* Task to carry out
Could you say how many lines in the entries contain the string "jora"? Give only that number.

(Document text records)
______
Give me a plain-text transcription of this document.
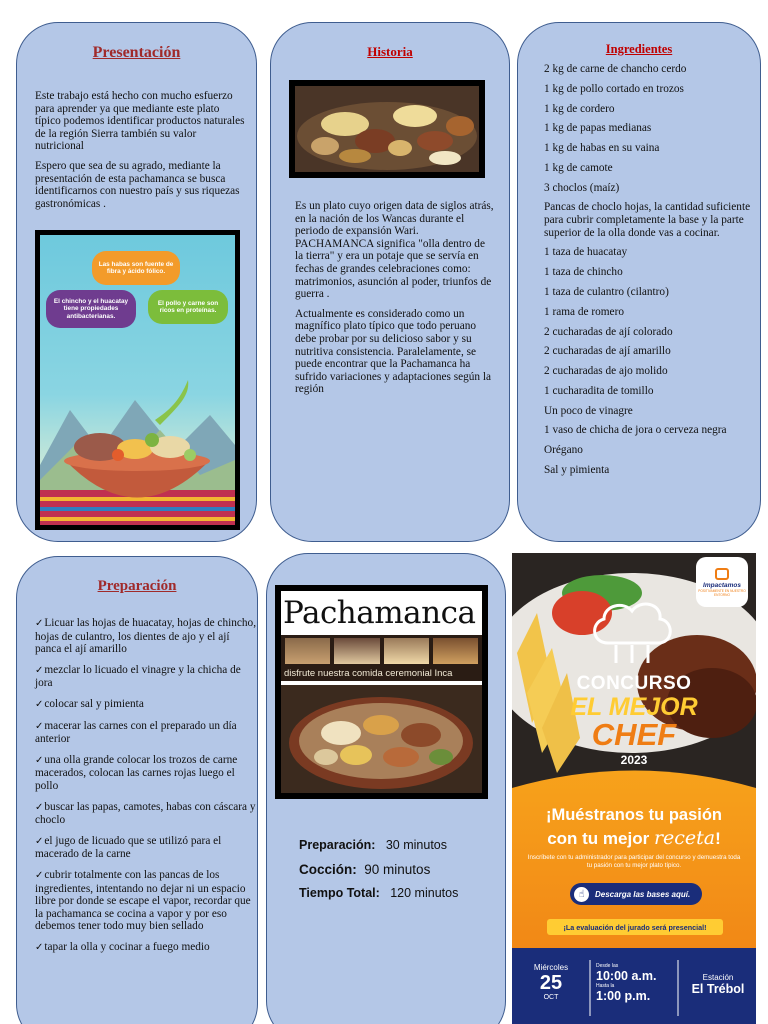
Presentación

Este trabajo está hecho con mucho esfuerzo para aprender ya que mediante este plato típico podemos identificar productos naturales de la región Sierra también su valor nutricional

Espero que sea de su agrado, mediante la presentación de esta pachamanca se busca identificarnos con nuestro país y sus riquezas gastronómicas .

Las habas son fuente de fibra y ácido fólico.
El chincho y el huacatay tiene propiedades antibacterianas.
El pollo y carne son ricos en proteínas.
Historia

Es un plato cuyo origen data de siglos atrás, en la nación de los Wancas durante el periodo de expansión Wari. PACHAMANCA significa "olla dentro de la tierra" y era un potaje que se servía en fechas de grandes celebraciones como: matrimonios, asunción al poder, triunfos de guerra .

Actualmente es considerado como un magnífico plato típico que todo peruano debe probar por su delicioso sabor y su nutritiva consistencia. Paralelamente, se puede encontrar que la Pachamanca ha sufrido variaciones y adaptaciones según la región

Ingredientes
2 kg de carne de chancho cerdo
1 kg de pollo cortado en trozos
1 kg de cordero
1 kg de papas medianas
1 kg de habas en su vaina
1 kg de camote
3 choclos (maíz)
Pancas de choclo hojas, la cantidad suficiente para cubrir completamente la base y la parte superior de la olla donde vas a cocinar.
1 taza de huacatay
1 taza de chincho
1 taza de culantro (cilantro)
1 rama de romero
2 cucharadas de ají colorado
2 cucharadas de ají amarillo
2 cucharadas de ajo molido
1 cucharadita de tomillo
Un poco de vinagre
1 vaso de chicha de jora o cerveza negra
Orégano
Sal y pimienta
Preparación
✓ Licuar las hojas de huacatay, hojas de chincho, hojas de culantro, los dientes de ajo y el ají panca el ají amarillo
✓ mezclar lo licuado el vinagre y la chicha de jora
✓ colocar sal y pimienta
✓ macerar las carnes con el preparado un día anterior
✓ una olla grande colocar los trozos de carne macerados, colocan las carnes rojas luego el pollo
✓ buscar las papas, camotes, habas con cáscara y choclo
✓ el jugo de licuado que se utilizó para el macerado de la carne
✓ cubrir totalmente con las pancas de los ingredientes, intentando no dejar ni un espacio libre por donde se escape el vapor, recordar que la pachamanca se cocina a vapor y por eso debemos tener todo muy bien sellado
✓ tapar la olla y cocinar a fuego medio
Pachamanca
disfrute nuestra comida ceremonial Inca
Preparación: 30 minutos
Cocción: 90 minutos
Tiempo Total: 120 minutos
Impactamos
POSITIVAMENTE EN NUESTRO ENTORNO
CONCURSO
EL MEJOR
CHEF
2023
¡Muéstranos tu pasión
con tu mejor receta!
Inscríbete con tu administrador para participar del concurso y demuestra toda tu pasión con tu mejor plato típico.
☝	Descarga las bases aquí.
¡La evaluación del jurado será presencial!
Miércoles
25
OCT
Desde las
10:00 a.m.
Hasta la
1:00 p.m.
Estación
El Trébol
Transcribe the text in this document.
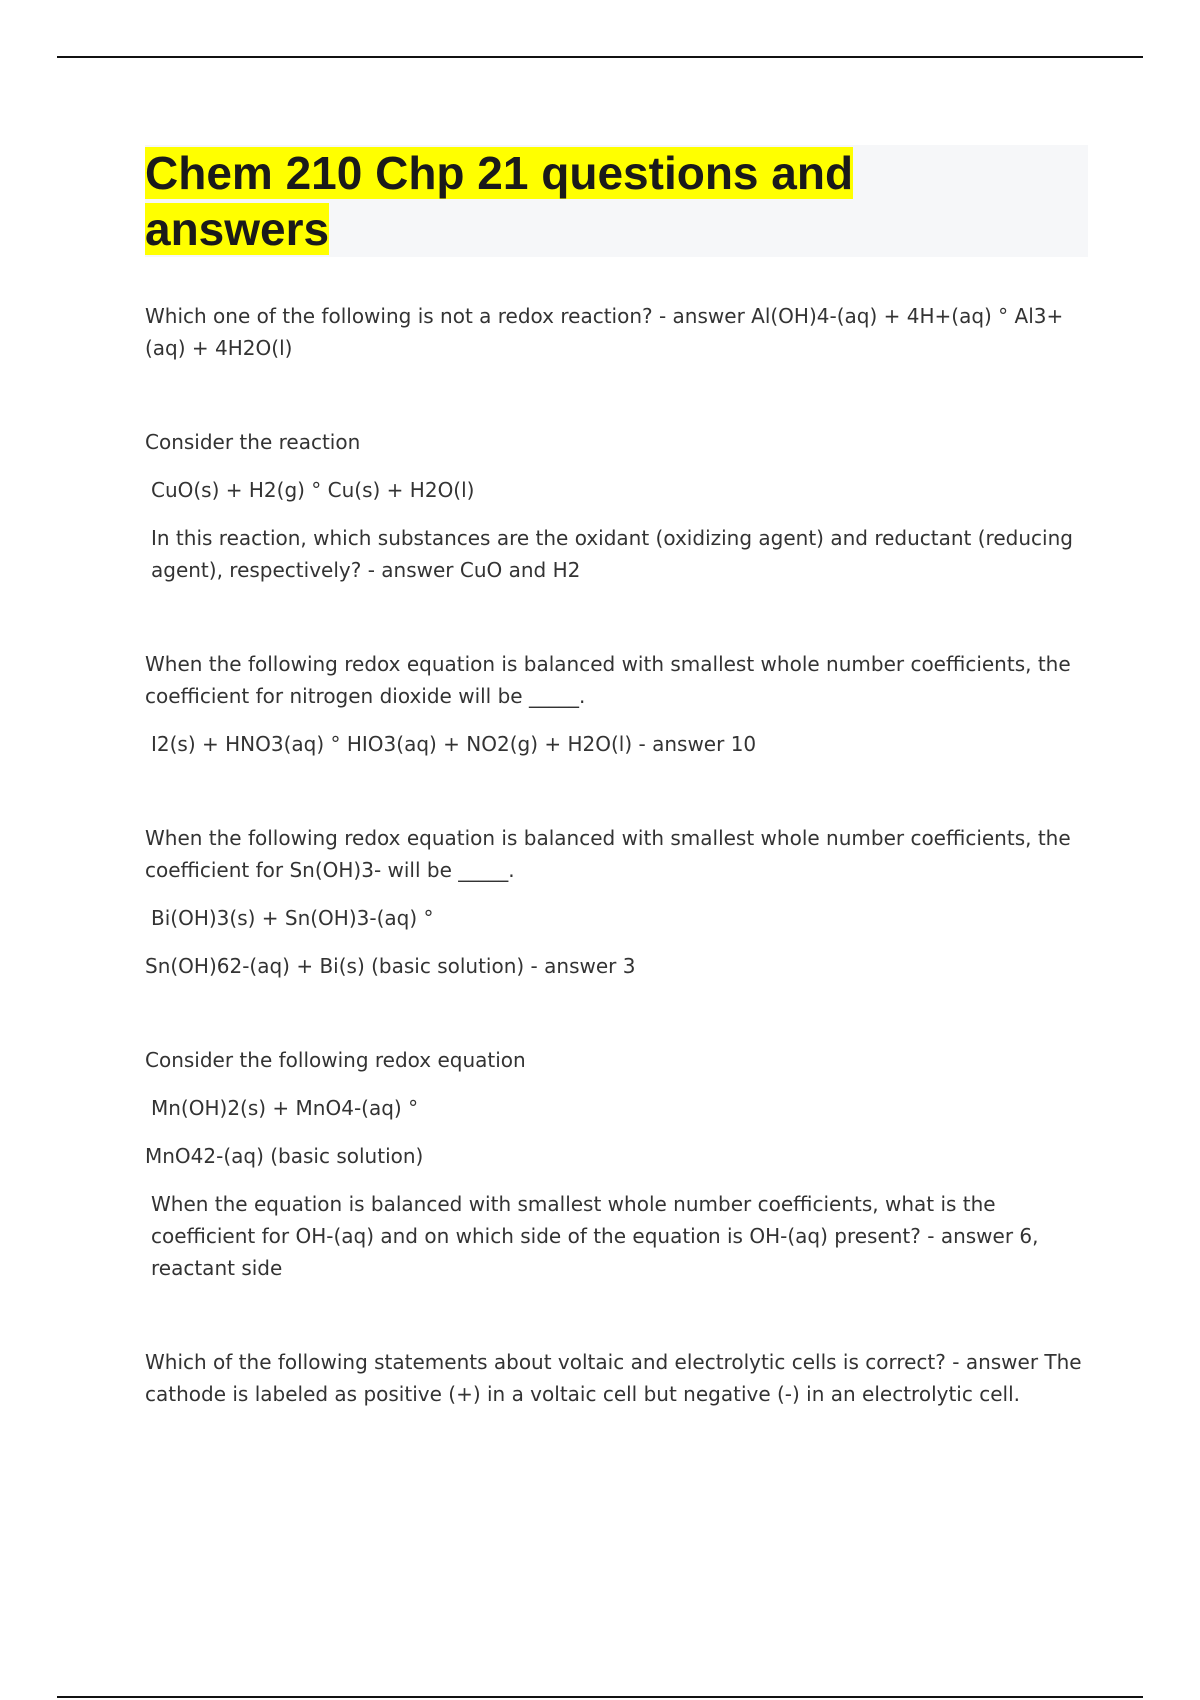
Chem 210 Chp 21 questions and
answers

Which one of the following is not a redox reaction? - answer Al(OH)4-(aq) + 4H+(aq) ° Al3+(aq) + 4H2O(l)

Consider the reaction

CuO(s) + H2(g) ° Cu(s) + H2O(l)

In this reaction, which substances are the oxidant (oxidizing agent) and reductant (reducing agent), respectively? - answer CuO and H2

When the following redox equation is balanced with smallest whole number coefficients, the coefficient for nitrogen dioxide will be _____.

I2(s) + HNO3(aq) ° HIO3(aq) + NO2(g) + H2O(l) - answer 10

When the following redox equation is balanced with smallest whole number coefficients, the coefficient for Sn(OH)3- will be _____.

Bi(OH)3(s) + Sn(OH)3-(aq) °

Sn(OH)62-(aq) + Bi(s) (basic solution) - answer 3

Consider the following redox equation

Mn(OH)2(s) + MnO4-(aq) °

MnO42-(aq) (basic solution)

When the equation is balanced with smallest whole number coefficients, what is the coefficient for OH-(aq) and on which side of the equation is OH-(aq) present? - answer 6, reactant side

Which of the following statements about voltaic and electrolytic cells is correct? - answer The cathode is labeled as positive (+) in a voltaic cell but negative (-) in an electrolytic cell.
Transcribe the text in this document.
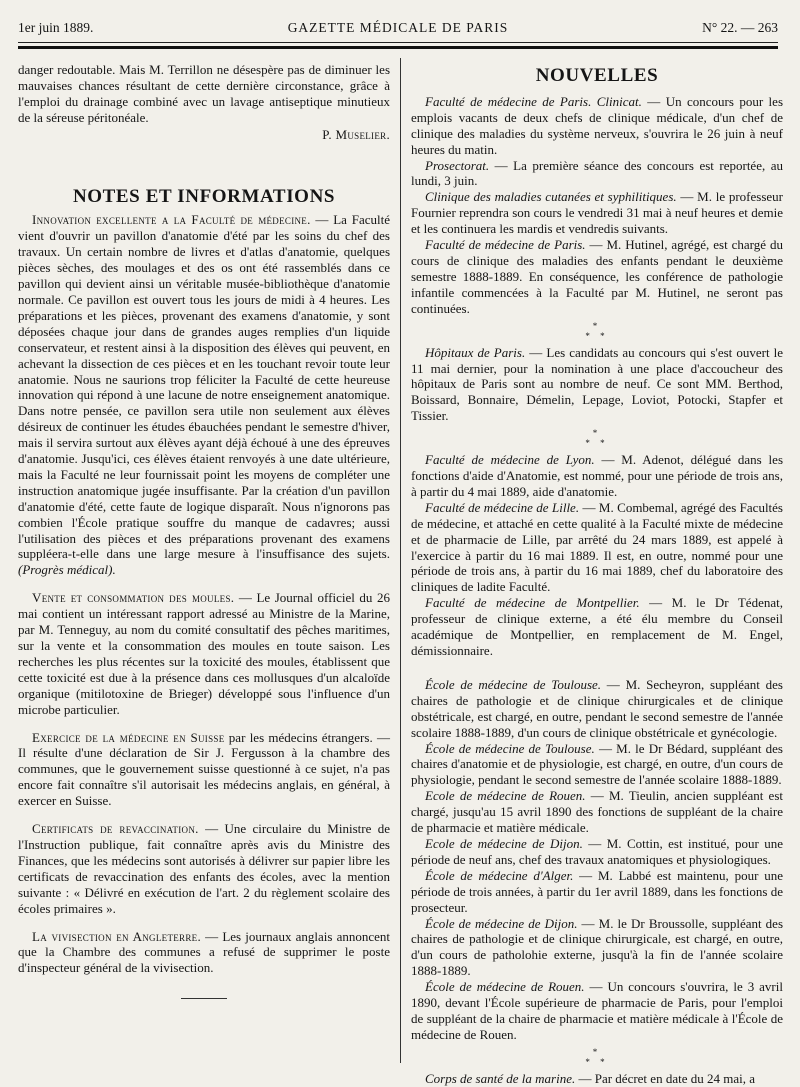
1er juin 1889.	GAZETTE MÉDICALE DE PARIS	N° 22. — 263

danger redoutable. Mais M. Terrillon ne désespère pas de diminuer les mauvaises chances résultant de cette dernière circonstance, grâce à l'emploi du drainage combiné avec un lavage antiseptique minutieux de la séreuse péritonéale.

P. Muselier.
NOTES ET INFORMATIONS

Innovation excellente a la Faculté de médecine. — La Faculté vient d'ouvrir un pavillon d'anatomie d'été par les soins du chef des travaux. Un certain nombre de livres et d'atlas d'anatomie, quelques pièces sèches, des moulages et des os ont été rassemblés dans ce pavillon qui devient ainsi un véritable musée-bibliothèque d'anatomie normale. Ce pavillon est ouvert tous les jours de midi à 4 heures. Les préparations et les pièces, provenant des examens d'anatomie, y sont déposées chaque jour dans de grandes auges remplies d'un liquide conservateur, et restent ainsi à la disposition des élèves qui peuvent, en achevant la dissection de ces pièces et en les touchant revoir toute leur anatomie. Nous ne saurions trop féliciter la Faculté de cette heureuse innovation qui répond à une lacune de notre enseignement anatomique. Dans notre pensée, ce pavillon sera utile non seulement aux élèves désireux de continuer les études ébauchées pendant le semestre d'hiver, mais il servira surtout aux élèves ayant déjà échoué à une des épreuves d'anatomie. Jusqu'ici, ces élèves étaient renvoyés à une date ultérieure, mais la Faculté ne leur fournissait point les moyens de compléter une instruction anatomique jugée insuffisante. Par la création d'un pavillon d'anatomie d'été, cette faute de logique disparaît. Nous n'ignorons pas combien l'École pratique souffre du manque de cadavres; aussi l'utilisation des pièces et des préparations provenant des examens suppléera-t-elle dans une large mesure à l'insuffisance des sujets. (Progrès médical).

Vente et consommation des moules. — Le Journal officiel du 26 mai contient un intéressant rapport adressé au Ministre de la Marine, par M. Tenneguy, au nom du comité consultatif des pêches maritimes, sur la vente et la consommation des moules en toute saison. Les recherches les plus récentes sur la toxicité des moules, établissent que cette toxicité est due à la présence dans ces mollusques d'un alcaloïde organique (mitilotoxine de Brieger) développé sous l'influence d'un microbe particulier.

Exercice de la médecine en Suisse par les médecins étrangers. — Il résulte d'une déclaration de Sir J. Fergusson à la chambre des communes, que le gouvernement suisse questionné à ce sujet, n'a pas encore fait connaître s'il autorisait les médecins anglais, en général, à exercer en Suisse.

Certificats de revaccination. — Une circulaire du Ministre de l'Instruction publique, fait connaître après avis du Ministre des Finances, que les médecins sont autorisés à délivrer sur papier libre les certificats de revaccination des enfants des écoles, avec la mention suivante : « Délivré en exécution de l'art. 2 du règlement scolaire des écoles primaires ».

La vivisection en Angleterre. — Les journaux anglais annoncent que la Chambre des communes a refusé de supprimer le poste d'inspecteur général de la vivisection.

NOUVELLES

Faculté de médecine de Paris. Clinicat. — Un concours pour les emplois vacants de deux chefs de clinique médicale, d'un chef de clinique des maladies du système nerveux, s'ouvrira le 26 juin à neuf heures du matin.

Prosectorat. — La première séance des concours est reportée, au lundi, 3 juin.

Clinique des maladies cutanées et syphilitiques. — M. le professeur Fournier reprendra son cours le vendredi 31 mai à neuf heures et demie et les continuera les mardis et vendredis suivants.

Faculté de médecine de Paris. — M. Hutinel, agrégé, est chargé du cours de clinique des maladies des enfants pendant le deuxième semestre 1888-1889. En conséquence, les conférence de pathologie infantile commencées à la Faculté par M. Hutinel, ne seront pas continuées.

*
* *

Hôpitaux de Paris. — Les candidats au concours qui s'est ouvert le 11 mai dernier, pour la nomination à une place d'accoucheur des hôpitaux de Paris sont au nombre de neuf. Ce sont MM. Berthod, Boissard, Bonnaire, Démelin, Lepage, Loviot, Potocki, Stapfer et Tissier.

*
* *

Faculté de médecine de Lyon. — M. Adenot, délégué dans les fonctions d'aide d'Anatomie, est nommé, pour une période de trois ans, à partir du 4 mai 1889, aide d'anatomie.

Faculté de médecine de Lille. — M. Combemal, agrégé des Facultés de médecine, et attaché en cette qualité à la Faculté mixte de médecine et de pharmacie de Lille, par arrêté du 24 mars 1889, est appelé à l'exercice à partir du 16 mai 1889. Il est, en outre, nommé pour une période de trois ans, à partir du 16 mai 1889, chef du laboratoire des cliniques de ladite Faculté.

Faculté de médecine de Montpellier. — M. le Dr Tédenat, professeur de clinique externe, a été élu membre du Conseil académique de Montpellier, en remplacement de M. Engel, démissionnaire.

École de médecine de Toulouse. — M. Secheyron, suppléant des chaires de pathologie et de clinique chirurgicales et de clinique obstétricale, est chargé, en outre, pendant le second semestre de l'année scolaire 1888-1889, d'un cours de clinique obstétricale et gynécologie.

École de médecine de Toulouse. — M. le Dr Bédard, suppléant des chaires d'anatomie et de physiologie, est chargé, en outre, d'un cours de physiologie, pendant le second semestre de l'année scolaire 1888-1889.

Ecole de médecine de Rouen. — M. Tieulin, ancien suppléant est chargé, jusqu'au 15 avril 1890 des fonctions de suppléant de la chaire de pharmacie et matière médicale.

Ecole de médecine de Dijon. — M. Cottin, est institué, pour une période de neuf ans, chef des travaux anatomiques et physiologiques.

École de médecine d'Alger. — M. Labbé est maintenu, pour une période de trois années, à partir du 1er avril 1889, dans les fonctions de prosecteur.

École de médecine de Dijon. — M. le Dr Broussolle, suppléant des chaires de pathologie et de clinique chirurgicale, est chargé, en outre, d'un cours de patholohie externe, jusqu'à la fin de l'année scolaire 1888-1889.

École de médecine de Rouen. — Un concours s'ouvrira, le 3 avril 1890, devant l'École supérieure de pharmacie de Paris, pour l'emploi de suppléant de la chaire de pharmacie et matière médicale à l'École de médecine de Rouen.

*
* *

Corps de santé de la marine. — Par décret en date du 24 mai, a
______
* Result for this task
2